**RECORD EXCERPTS**
──────
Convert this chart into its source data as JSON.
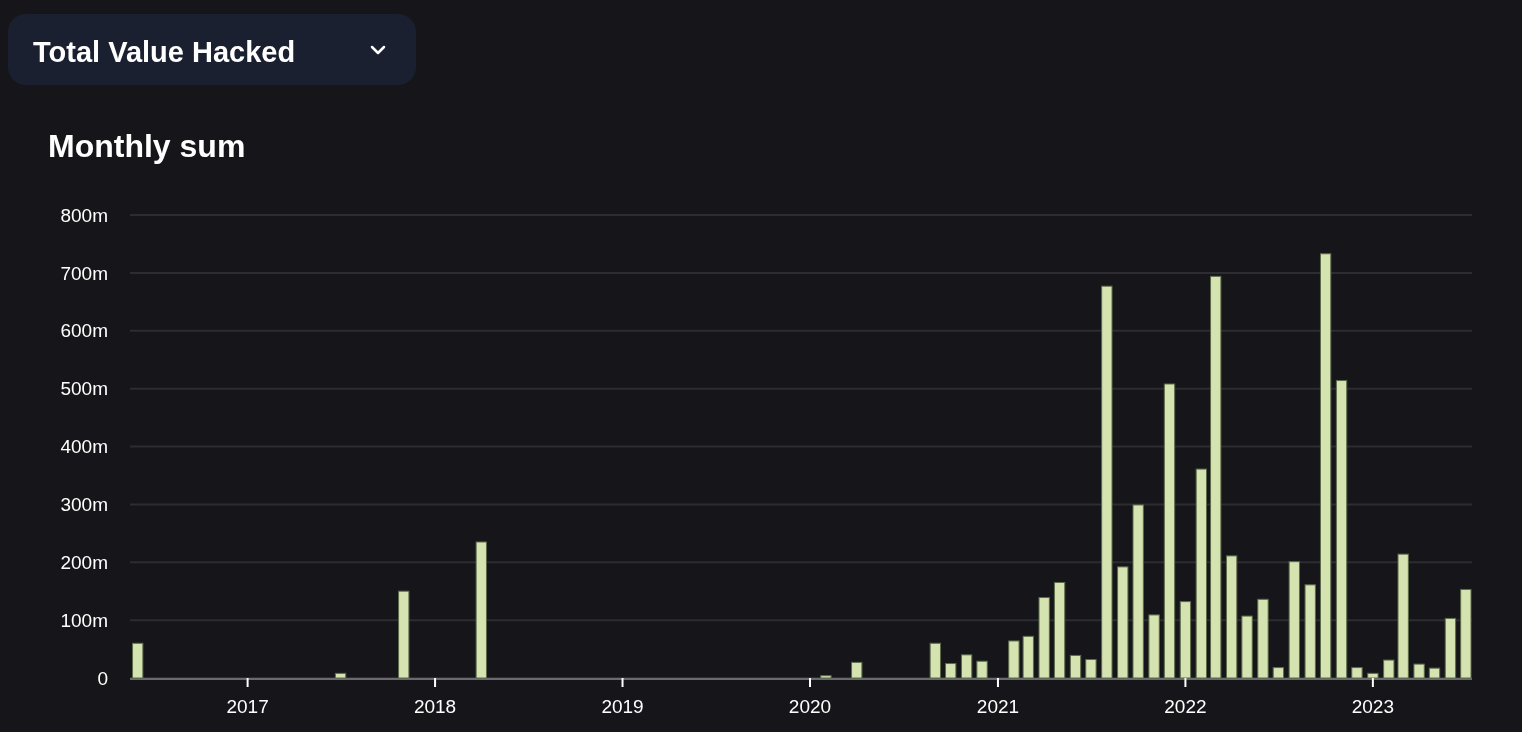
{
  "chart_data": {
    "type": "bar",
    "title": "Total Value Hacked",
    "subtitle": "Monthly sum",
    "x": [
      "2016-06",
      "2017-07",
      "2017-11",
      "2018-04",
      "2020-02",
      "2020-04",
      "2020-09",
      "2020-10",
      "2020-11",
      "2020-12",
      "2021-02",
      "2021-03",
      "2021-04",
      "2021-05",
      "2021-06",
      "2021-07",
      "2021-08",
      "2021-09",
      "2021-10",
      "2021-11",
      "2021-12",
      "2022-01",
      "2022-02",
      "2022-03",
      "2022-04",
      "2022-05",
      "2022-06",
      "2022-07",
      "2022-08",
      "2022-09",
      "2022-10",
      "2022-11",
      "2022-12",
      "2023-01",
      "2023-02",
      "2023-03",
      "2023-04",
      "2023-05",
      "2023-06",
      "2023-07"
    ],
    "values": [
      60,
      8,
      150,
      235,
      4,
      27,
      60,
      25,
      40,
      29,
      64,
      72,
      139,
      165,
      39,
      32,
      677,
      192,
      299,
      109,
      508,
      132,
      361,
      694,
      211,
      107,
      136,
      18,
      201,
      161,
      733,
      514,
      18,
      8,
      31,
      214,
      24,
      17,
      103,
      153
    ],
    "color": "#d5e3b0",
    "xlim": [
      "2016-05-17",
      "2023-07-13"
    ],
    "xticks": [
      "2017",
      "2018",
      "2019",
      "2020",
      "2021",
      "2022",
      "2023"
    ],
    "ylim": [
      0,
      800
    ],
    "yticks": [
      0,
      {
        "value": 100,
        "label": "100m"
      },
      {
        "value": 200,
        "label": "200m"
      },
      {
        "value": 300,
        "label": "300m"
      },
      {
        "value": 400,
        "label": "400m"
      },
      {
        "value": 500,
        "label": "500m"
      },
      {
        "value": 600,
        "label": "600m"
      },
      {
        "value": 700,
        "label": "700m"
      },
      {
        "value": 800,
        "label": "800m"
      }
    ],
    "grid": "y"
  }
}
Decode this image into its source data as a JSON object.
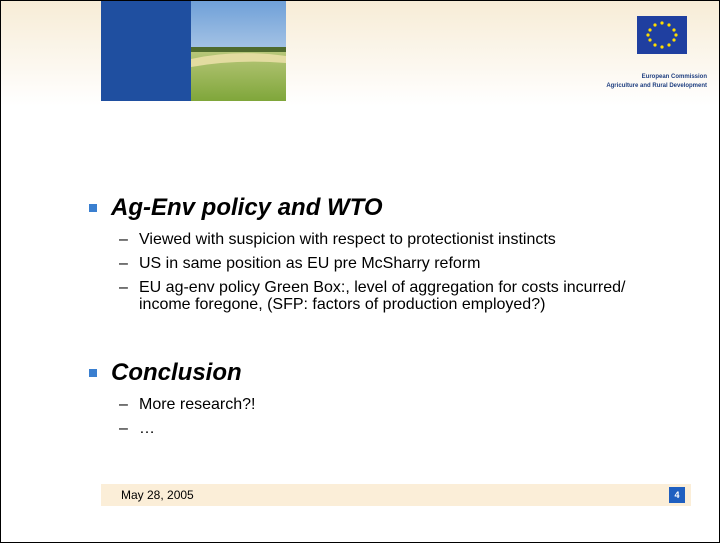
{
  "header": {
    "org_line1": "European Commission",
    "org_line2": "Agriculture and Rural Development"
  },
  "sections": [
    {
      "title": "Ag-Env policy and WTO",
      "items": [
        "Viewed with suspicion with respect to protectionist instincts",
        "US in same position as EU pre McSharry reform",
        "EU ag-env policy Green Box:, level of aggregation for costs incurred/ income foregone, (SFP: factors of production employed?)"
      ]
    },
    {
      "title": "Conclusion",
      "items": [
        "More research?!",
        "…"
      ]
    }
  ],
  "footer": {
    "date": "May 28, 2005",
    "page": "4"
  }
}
──────
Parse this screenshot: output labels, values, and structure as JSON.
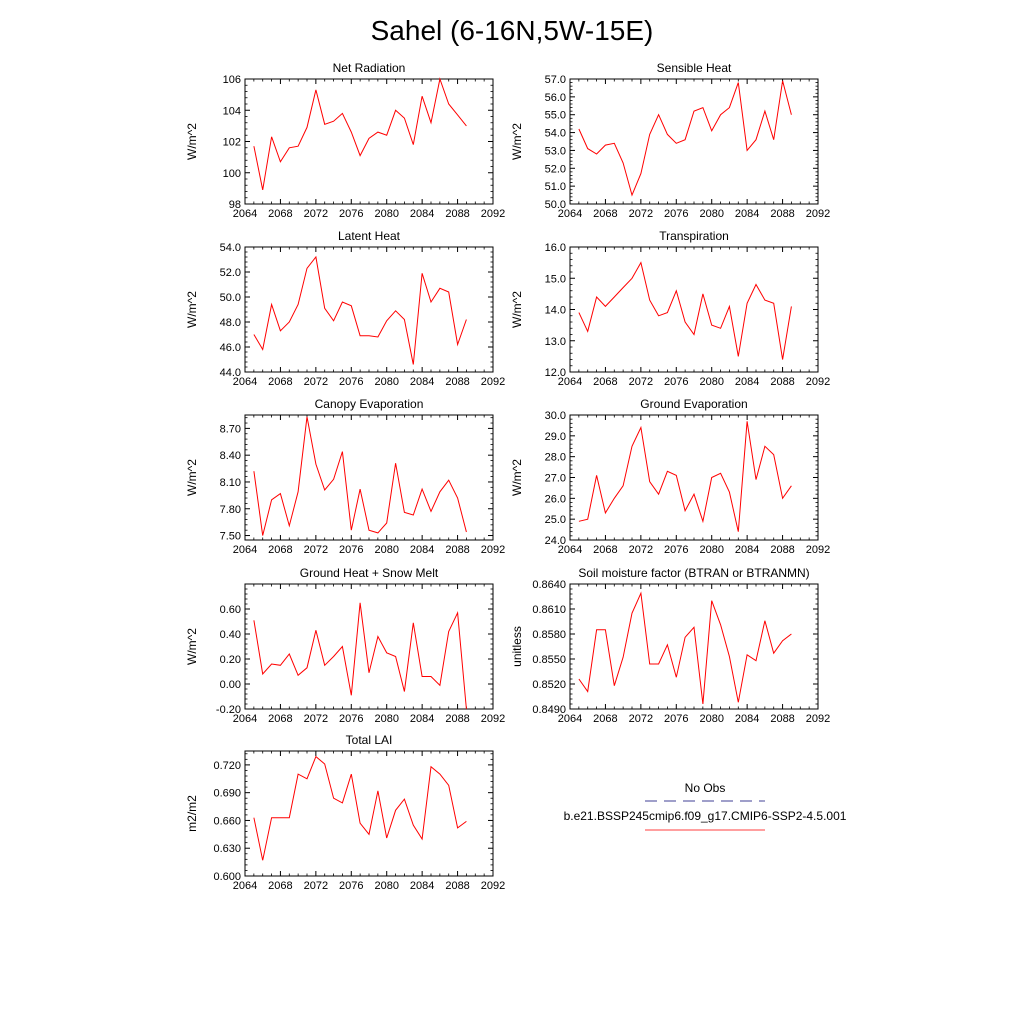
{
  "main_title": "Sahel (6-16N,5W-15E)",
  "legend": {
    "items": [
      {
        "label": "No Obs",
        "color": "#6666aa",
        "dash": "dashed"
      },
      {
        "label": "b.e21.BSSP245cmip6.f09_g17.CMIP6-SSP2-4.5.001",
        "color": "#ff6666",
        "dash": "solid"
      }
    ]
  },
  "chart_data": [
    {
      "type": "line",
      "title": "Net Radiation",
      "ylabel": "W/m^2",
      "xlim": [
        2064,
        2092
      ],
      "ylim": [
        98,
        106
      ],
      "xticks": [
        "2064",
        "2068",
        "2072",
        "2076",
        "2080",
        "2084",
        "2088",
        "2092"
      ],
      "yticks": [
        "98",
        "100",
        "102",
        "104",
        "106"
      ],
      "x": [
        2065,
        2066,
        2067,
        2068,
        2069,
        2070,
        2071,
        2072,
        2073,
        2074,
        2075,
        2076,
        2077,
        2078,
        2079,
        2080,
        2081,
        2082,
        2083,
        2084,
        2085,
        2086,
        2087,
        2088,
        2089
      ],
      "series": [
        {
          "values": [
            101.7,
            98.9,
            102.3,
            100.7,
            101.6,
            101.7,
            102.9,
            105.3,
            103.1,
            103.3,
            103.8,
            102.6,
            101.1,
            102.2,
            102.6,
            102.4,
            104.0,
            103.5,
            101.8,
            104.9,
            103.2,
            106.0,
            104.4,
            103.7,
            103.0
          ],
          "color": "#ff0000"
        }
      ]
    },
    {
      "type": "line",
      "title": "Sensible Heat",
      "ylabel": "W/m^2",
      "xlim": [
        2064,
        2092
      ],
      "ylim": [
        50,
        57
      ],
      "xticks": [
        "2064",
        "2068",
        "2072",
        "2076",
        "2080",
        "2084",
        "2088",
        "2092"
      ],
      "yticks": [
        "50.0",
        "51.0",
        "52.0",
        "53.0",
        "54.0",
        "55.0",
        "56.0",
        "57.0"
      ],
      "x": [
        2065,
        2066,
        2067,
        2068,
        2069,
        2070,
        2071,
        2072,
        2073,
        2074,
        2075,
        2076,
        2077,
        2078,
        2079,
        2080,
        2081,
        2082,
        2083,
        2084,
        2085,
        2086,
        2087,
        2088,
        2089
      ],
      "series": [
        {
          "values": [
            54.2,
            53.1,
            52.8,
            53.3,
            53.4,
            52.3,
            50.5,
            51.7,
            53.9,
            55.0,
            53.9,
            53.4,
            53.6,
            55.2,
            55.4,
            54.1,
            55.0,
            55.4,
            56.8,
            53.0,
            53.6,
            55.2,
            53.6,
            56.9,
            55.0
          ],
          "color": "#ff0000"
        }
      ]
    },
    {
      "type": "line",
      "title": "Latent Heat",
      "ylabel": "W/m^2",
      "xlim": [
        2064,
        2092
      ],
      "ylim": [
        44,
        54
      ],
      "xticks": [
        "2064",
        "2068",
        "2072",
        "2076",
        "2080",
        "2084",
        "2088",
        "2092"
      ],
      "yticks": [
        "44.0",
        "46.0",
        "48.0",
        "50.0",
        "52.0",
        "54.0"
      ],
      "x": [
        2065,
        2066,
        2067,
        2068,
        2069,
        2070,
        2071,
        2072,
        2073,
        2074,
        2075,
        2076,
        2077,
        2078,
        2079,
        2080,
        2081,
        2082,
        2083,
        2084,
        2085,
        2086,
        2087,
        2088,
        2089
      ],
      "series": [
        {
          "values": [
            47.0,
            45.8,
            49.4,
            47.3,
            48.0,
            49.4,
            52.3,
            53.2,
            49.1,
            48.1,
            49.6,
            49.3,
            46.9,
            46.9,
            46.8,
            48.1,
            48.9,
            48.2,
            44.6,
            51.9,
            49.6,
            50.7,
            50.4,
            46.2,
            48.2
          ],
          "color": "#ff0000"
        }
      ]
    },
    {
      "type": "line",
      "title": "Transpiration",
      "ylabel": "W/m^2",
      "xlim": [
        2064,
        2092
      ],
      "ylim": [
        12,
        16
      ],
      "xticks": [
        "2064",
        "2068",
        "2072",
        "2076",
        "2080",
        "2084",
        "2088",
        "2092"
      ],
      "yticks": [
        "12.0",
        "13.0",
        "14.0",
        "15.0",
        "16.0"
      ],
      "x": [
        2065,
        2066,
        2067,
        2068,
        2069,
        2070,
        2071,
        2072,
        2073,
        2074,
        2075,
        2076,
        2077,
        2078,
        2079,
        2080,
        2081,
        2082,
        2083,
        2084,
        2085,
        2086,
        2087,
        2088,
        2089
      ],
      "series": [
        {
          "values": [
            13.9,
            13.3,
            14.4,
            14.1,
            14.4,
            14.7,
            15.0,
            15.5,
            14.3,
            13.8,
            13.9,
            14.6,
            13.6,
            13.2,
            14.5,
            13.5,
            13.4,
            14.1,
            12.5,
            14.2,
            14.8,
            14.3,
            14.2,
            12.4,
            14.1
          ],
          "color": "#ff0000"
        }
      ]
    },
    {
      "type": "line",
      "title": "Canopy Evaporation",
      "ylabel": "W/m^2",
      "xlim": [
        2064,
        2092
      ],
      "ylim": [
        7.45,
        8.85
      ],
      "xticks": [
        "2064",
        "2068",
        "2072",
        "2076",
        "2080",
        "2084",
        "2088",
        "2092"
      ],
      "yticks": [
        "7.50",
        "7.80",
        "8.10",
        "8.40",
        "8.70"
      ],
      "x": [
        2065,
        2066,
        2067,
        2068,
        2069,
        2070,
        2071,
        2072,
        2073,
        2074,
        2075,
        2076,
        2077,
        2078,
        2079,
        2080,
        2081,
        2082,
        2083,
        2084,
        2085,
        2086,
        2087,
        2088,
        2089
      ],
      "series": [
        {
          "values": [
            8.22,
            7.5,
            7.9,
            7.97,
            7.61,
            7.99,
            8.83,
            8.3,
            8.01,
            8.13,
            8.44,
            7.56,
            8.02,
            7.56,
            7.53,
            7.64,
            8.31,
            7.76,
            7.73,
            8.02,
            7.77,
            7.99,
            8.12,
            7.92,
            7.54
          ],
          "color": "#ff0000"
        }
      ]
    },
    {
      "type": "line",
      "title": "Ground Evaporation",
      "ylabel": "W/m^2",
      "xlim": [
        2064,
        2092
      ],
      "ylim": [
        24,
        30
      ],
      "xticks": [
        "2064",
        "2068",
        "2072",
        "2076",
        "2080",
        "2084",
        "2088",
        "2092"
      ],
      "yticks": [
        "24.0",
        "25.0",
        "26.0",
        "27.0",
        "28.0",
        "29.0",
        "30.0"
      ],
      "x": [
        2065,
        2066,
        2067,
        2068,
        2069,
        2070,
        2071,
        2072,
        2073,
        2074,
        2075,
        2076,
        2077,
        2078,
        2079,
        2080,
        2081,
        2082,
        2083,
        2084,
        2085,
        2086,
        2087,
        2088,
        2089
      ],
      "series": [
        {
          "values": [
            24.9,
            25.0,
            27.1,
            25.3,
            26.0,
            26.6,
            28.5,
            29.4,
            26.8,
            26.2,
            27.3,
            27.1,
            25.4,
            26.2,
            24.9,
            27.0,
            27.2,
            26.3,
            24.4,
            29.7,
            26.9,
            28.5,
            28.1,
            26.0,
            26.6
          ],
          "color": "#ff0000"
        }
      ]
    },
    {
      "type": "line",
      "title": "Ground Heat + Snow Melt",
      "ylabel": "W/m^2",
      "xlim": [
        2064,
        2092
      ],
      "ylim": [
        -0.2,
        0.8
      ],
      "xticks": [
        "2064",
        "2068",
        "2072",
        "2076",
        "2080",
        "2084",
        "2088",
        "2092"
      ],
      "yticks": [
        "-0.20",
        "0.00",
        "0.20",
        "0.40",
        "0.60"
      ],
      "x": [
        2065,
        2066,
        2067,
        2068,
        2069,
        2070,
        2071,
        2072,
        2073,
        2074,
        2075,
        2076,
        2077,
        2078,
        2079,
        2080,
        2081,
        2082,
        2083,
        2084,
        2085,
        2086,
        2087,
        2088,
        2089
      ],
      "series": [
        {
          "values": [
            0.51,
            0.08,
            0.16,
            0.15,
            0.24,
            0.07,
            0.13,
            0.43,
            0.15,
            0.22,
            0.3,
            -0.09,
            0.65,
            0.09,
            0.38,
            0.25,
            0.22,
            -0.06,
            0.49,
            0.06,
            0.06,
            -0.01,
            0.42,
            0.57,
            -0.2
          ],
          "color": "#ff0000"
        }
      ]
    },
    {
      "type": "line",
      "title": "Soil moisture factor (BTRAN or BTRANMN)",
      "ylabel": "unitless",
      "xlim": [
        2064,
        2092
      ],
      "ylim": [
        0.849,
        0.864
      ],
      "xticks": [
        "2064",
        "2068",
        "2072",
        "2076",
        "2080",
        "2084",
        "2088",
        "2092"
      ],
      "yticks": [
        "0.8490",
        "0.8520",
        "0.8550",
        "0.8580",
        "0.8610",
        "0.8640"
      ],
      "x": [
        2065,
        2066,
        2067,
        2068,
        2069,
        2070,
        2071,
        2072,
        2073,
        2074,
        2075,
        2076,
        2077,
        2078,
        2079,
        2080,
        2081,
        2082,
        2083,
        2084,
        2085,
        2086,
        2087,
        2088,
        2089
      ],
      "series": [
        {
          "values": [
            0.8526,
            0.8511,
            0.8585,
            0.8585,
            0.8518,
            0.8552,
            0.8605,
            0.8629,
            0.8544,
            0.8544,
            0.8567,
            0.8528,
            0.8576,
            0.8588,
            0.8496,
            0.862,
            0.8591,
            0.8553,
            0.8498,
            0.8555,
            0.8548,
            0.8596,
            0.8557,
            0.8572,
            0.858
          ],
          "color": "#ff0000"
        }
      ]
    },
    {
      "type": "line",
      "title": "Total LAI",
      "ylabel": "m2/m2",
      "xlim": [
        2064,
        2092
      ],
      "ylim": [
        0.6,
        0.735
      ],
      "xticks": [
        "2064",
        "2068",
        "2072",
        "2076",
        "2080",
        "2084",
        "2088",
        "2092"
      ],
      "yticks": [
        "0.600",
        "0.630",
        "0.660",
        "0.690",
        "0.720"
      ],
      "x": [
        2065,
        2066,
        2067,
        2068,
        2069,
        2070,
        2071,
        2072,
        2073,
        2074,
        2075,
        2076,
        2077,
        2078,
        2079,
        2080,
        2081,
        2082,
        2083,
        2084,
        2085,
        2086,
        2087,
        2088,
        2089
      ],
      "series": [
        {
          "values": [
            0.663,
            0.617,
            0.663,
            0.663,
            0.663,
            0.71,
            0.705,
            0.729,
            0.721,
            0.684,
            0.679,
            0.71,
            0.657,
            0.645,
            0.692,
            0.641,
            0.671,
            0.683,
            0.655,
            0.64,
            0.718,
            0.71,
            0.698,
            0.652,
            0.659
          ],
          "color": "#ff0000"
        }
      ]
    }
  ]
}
──────
**WHAT IS EXPECTED**
Each line above that holds the string "Total" should be copied and shown.

**THE SOLUTION**
    "title": "Total Value Hacked",
      "title": "Total LAI",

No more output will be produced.